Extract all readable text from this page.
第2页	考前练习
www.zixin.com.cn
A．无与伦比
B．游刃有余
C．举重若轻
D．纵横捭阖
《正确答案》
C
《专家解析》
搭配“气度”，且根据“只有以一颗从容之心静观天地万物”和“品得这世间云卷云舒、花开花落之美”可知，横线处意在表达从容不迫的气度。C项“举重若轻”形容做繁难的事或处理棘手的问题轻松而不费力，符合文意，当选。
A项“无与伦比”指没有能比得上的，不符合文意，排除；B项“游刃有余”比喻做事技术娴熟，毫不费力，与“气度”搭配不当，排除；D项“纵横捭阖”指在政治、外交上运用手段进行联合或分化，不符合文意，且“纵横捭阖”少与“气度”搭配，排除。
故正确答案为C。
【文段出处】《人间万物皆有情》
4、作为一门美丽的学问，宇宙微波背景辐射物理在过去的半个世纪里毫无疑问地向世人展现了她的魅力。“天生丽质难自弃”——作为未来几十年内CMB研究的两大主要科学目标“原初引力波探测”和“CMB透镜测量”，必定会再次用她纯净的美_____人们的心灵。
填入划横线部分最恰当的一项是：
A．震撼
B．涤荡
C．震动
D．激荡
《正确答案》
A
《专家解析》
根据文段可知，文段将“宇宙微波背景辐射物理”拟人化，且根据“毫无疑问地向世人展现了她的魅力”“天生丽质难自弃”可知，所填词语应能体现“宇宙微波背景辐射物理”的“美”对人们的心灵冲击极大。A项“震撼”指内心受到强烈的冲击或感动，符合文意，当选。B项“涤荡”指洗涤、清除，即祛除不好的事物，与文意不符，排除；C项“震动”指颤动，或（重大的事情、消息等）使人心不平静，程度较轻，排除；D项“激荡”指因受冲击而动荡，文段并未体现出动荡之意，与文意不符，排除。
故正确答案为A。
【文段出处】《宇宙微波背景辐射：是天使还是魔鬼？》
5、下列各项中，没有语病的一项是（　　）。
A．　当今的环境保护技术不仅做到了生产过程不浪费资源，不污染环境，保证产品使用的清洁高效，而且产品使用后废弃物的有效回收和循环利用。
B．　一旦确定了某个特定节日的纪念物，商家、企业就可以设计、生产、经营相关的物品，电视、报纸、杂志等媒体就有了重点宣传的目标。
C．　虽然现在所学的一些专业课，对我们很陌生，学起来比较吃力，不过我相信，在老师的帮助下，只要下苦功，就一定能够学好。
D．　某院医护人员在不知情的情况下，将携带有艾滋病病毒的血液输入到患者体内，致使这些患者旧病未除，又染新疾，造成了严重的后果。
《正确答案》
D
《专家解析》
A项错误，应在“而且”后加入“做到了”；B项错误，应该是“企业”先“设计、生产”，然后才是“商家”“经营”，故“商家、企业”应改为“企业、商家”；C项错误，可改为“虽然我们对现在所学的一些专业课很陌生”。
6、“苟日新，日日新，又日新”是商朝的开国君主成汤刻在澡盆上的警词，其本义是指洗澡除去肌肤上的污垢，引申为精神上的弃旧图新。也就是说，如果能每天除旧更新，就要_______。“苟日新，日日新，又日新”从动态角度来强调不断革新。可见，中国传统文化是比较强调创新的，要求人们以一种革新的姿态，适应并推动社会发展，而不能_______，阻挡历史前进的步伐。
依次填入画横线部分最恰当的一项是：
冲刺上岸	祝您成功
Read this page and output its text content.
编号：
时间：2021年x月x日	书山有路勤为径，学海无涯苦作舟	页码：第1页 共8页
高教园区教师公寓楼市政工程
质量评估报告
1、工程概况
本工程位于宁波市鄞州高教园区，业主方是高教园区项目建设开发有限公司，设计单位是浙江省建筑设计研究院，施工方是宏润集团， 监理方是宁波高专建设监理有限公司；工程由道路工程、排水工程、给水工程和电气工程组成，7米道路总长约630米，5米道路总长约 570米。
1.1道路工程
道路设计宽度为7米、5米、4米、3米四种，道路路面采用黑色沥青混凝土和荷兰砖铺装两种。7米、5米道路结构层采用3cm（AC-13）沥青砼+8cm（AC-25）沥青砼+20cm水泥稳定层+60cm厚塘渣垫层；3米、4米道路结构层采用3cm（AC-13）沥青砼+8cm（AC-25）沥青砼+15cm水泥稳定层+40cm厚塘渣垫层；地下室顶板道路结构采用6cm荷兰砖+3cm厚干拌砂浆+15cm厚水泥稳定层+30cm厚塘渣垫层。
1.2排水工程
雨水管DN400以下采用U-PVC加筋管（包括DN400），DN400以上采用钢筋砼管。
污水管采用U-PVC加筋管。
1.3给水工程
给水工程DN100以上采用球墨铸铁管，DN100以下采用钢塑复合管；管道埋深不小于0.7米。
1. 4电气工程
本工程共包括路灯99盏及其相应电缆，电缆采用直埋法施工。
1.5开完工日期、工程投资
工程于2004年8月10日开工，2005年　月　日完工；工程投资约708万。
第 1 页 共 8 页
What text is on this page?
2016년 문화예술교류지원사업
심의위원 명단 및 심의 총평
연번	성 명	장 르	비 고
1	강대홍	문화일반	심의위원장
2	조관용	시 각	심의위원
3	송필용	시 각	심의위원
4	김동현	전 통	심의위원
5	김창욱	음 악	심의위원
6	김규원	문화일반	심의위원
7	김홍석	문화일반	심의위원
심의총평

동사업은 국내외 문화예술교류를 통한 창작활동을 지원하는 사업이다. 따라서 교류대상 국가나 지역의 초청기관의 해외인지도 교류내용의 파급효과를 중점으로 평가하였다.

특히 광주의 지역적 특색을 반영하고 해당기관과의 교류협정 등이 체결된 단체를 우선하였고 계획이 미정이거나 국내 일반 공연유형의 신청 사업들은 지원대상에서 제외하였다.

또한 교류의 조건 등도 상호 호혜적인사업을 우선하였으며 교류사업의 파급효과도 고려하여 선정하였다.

- - -

Transcribe the whole listing with nothing added or left out.

## Solved exercise:
Extract all readable text from this page.
第2页	考前练习
www.zixin.com.cn
A．无与伦比
B．游刃有余
C．举重若轻
D．纵横捭阖
《正确答案》
C
《专家解析》
搭配“气度”，且根据“只有以一颗从容之心静观天地万物”和“品得这世间云卷云舒、花开花落之美”可知，横线处意在表达从容不迫的气度。C项“举重若轻”形容做繁难的事或处理棘手的问题轻松而不费力，符合文意，当选。
A项“无与伦比”指没有能比得上的，不符合文意，排除；B项“游刃有余”比喻做事技术娴熟，毫不费力，与“气度”搭配不当，排除；D项“纵横捭阖”指在政治、外交上运用手段进行联合或分化，不符合文意，且“纵横捭阖”少与“气度”搭配，排除。
故正确答案为C。
【文段出处】《人间万物皆有情》
4、作为一门美丽的学问，宇宙微波背景辐射物理在过去的半个世纪里毫无疑问地向世人展现了她的魅力。“天生丽质难自弃”——作为未来几十年内CMB研究的两大主要科学目标“原初引力波探测”和“CMB透镜测量”，必定会再次用她纯净的美_____人们的心灵。
填入划横线部分最恰当的一项是：
A．震撼
B．涤荡
C．震动
D．激荡
《正确答案》
A
《专家解析》
根据文段可知，文段将“宇宙微波背景辐射物理”拟人化，且根据“毫无疑问地向世人展现了她的魅力”“天生丽质难自弃”可知，所填词语应能体现“宇宙微波背景辐射物理”的“美”对人们的心灵冲击极大。A项“震撼”指内心受到强烈的冲击或感动，符合文意，当选。B项“涤荡”指洗涤、清除，即祛除不好的事物，与文意不符，排除；C项“震动”指颤动，或（重大的事情、消息等）使人心不平静，程度较轻，排除；D项“激荡”指因受冲击而动荡，文段并未体现出动荡之意，与文意不符，排除。
故正确答案为A。
【文段出处】《宇宙微波背景辐射：是天使还是魔鬼？》
5、下列各项中，没有语病的一项是（　　）。
A．　当今的环境保护技术不仅做到了生产过程不浪费资源，不污染环境，保证产品使用的清洁高效，而且产品使用后废弃物的有效回收和循环利用。
B．　一旦确定了某个特定节日的纪念物，商家、企业就可以设计、生产、经营相关的物品，电视、报纸、杂志等媒体就有了重点宣传的目标。
C．　虽然现在所学的一些专业课，对我们很陌生，学起来比较吃力，不过我相信，在老师的帮助下，只要下苦功，就一定能够学好。
D．　某院医护人员在不知情的情况下，将携带有艾滋病病毒的血液输入到患者体内，致使这些患者旧病未除，又染新疾，造成了严重的后果。
《正确答案》
D
《专家解析》
A项错误，应在“而且”后加入“做到了”；B项错误，应该是“企业”先“设计、生产”，然后才是“商家”“经营”，故“商家、企业”应改为“企业、商家”；C项错误，可改为“虽然我们对现在所学的一些专业课很陌生”。
6、“苟日新，日日新，又日新”是商朝的开国君主成汤刻在澡盆上的警词，其本义是指洗澡除去肌肤上的污垢，引申为精神上的弃旧图新。也就是说，如果能每天除旧更新，就要_______。“苟日新，日日新，又日新”从动态角度来强调不断革新。可见，中国传统文化是比较强调创新的，要求人们以一种革新的姿态，适应并推动社会发展，而不能_______，阻挡历史前进的步伐。
依次填入画横线部分最恰当的一项是：
冲刺上岸	祝您成功
Read this page and output its text content.
编号：
时间：2021年x月x日	书山有路勤为径，学海无涯苦作舟	页码：第1页 共8页
高教园区教师公寓楼市政工程
质量评估报告
1、工程概况
本工程位于宁波市鄞州高教园区，业主方是高教园区项目建设开发有限公司，设计单位是浙江省建筑设计研究院，施工方是宏润集团， 监理方是宁波高专建设监理有限公司；工程由道路工程、排水工程、给水工程和电气工程组成，7米道路总长约630米，5米道路总长约 570米。
1.1道路工程
道路设计宽度为7米、5米、4米、3米四种，道路路面采用黑色沥青混凝土和荷兰砖铺装两种。7米、5米道路结构层采用3cm（AC-13）沥青砼+8cm（AC-25）沥青砼+20cm水泥稳定层+60cm厚塘渣垫层；3米、4米道路结构层采用3cm（AC-13）沥青砼+8cm（AC-25）沥青砼+15cm水泥稳定层+40cm厚塘渣垫层；地下室顶板道路结构采用6cm荷兰砖+3cm厚干拌砂浆+15cm厚水泥稳定层+30cm厚塘渣垫层。
1.2排水工程
雨水管DN400以下采用U-PVC加筋管（包括DN400），DN400以上采用钢筋砼管。
污水管采用U-PVC加筋管。
1.3给水工程
给水工程DN100以上采用球墨铸铁管，DN100以下采用钢塑复合管；管道埋深不小于0.7米。
1. 4电气工程
本工程共包括路灯99盏及其相应电缆，电缆采用直埋法施工。
1.5开完工日期、工程投资
工程于2004年8月10日开工，2005年　月　日完工；工程投资约708万。
第 1 页 共 8 页
What text is on this page?
2016년 문화예술교류지원사업
심의위원 명단 및 심의 총평
연번	성 명	장 르	비 고
1	강대홍	문화일반	심의위원장
2	조관용	시 각	심의위원
3	송필용	시 각	심의위원
4	김동현	전 통	심의위원
5	김창욱	음 악	심의위원
6	김규원	문화일반	심의위원
7	김홍석	문화일반	심의위원
심의총평

동사업은 국내외 문화예술교류를 통한 창작활동을 지원하는 사업이다. 따라서 교류대상 국가나 지역의 초청기관의 해외인지도 교류내용의 파급효과를 중점으로 평가하였다.

특히 광주의 지역적 특색을 반영하고 해당기관과의 교류협정 등이 체결된 단체를 우선하였고 계획이 미정이거나 국내 일반 공연유형의 신청 사업들은 지원대상에서 제외하였다.

또한 교류의 조건 등도 상호 호혜적인사업을 우선하였으며 교류사업의 파급효과도 고려하여 선정하였다.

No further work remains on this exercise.